--- AVAILABLE DATA Enclosed Below ---
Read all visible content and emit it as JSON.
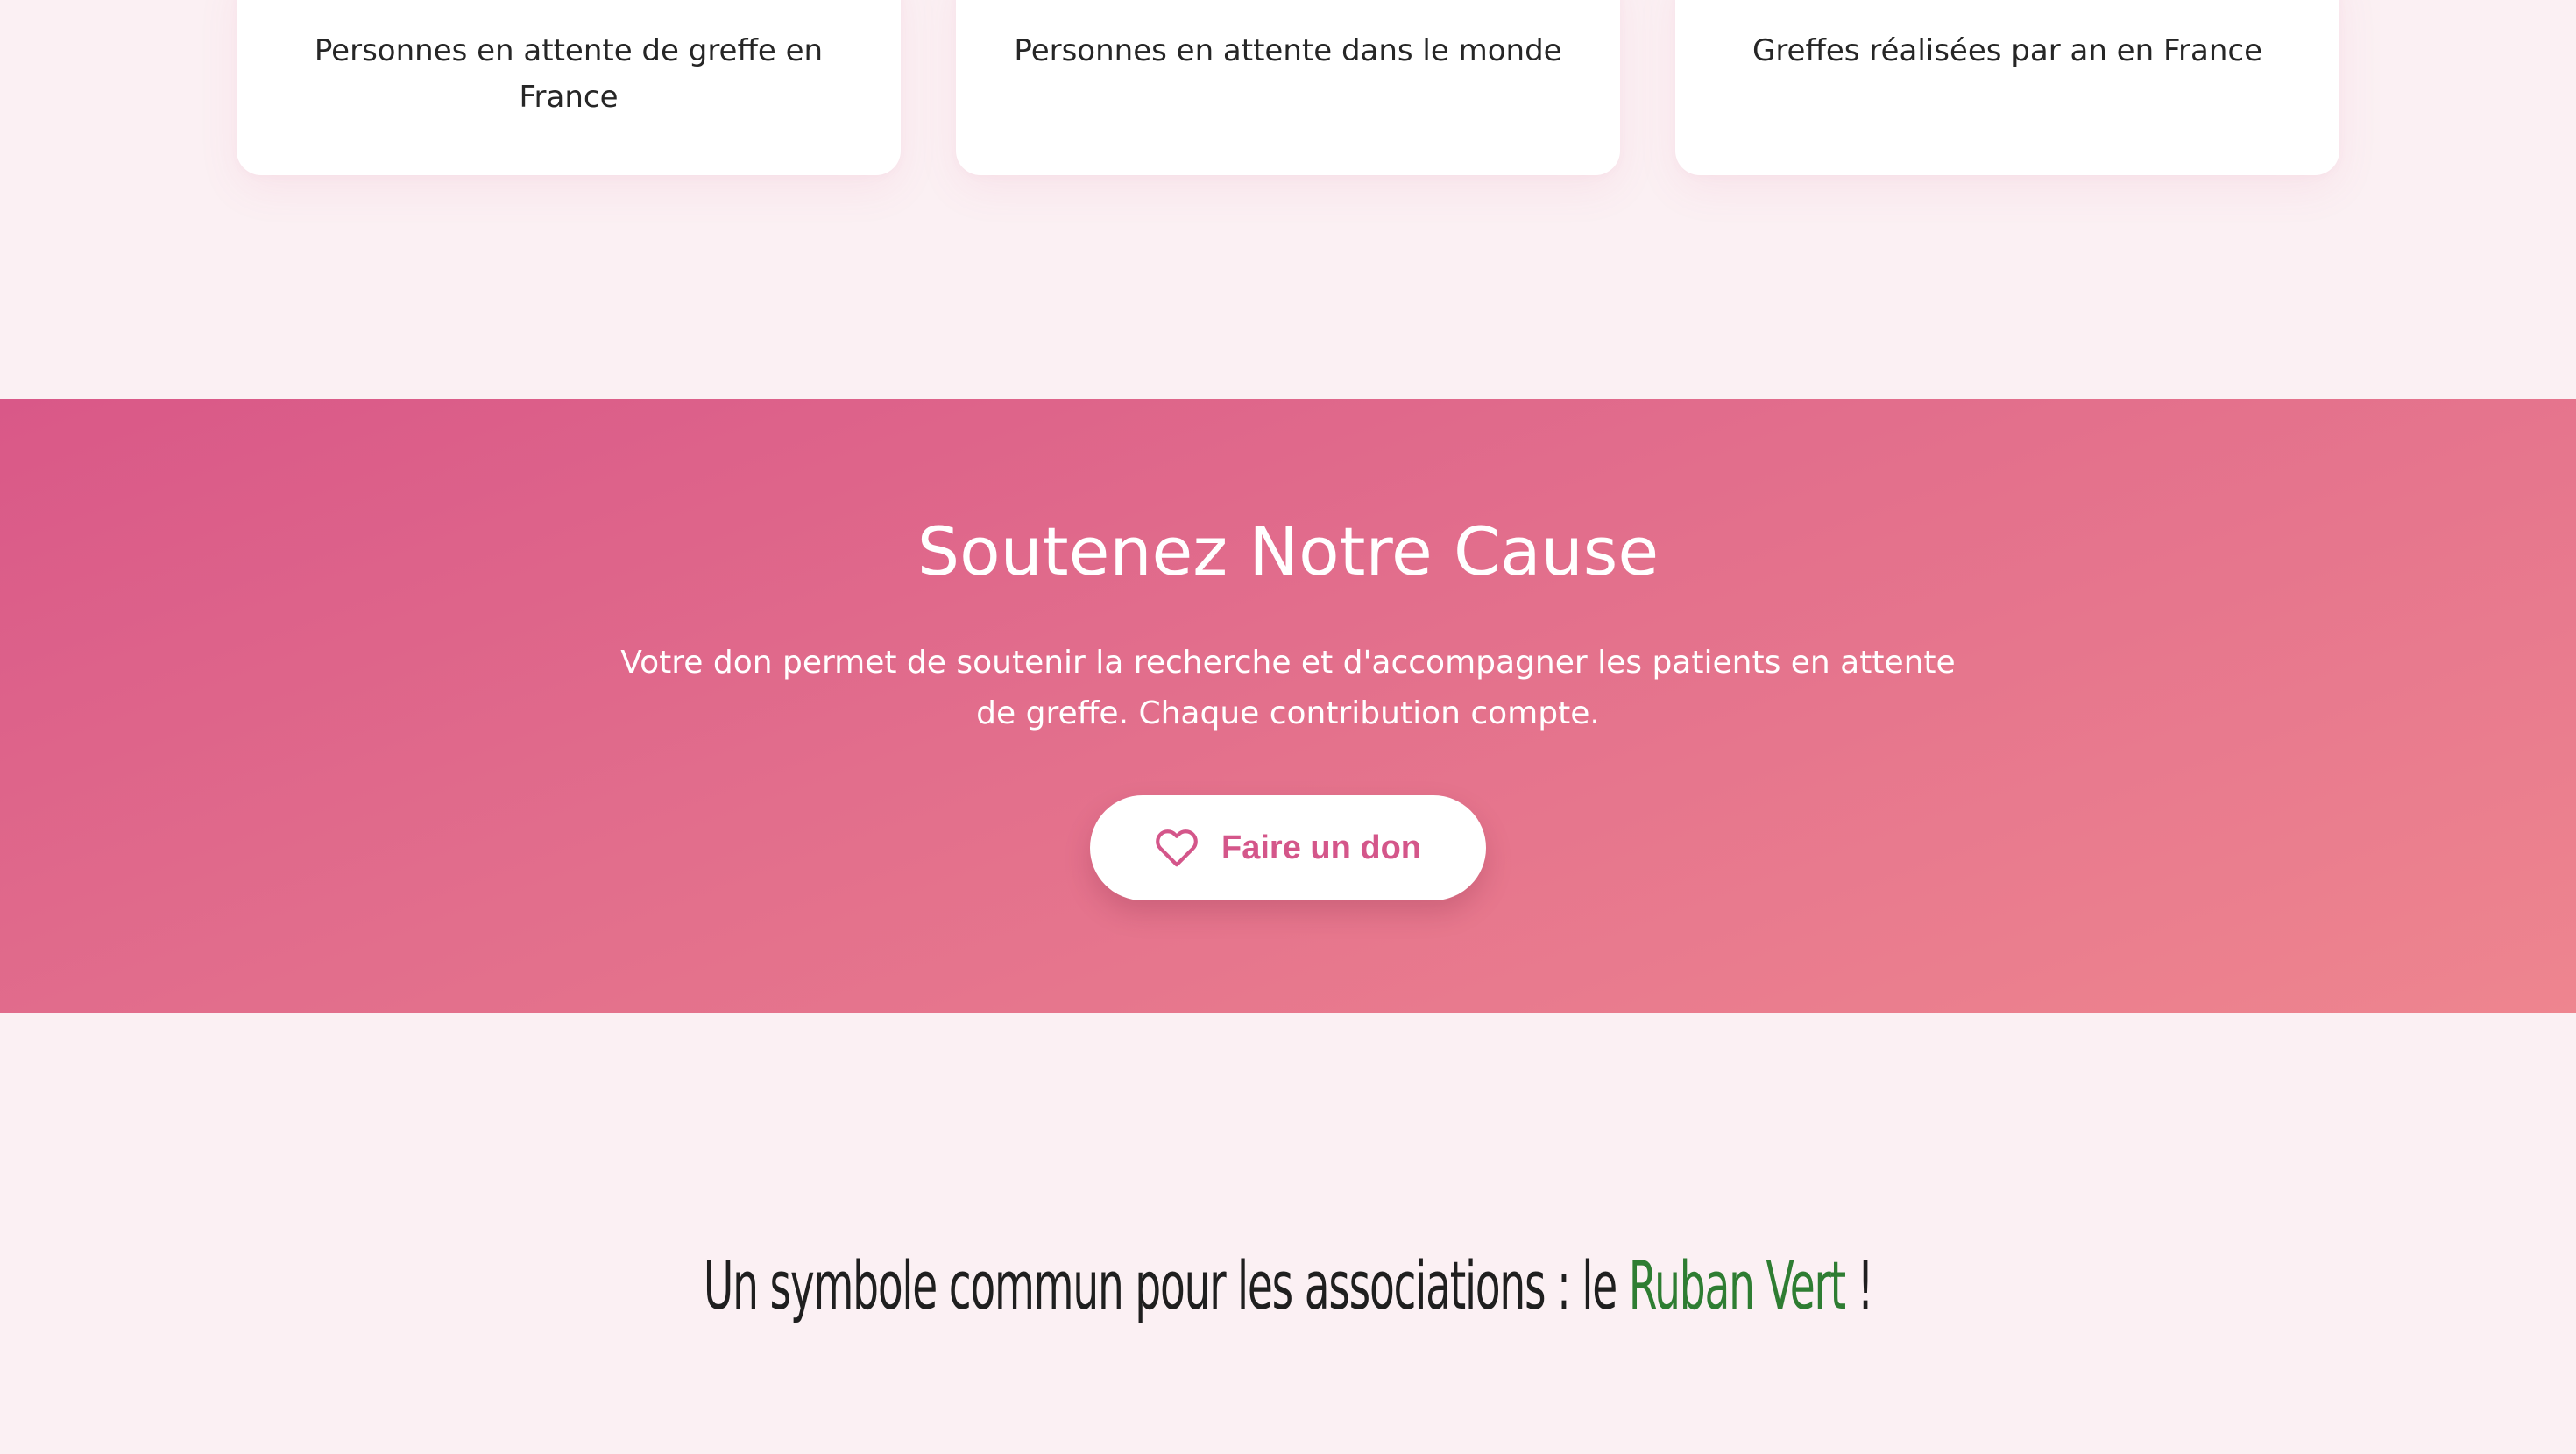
{
  "stats": [
    {
      "label": "Personnes en attente de greffe en France"
    },
    {
      "label": "Personnes en attente dans le monde"
    },
    {
      "label": "Greffes réalisées par an en France"
    }
  ],
  "support": {
    "title": "Soutenez Notre Cause",
    "text": "Votre don permet de soutenir la recherche et d'accompagner les patients en attente de greffe. Chaque contribution compte.",
    "button_label": "Faire un don",
    "button_icon": "heart-icon"
  },
  "symbol": {
    "prefix": "Un symbole commun pour les associations : le ",
    "highlight": "Ruban Vert",
    "suffix": " !"
  },
  "colors": {
    "page_background": "#fbf0f3",
    "banner_gradient_start": "#d95888",
    "banner_gradient_end": "#ee858f",
    "button_text": "#d4568a",
    "highlight_green": "#2e7d32"
  }
}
--- End of Enclosed AVAILABLE DATA ---
With images omitted, output the data exactly as given.

- COMPLETED EXERCISE
Read all visible content and emit it as JSON.
{
  "stats": [
    {
      "label": "Personnes en attente de greffe en France"
    },
    {
      "label": "Personnes en attente dans le monde"
    },
    {
      "label": "Greffes réalisées par an en France"
    }
  ],
  "support": {
    "title": "Soutenez Notre Cause",
    "text": "Votre don permet de soutenir la recherche et d'accompagner les patients en attente de greffe. Chaque contribution compte.",
    "button_label": "Faire un don",
    "button_icon": "heart-icon"
  },
  "symbol": {
    "prefix": "Un symbole commun pour les associations : le ",
    "highlight": "Ruban Vert",
    "suffix": " !"
  },
  "colors": {
    "page_background": "#fbf0f3",
    "banner_gradient_start": "#d95888",
    "banner_gradient_end": "#ee858f",
    "button_text": "#d4568a",
    "highlight_green": "#2e7d32"
  }
}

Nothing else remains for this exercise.